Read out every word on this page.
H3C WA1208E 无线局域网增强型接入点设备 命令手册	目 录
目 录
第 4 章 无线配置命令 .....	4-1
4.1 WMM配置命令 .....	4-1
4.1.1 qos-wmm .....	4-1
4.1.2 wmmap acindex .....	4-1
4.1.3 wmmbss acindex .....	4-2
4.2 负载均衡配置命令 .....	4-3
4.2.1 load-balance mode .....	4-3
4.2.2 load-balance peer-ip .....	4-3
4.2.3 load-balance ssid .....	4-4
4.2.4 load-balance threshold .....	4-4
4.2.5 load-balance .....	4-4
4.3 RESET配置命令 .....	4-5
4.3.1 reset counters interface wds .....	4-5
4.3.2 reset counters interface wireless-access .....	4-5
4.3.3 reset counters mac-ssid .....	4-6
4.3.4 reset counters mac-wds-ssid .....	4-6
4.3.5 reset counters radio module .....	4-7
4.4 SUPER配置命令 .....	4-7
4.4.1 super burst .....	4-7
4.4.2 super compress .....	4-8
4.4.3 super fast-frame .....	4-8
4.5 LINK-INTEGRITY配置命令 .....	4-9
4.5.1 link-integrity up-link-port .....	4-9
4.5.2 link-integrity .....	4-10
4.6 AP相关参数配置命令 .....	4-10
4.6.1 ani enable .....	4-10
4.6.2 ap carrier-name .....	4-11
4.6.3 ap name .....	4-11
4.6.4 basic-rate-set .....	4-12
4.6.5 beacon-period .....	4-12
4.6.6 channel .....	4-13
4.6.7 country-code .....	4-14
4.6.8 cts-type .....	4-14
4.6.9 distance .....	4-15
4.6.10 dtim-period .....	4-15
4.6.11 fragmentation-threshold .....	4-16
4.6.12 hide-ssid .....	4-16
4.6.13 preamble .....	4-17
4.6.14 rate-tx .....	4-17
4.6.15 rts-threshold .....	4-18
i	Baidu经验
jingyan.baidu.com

TASK INSTRUCTIONS:
List all lines above in which the string "name" appears.

TASK ANSWER:
4.6.2 ap carrier-name .....	4-11
4.6.3 ap name .....	4-11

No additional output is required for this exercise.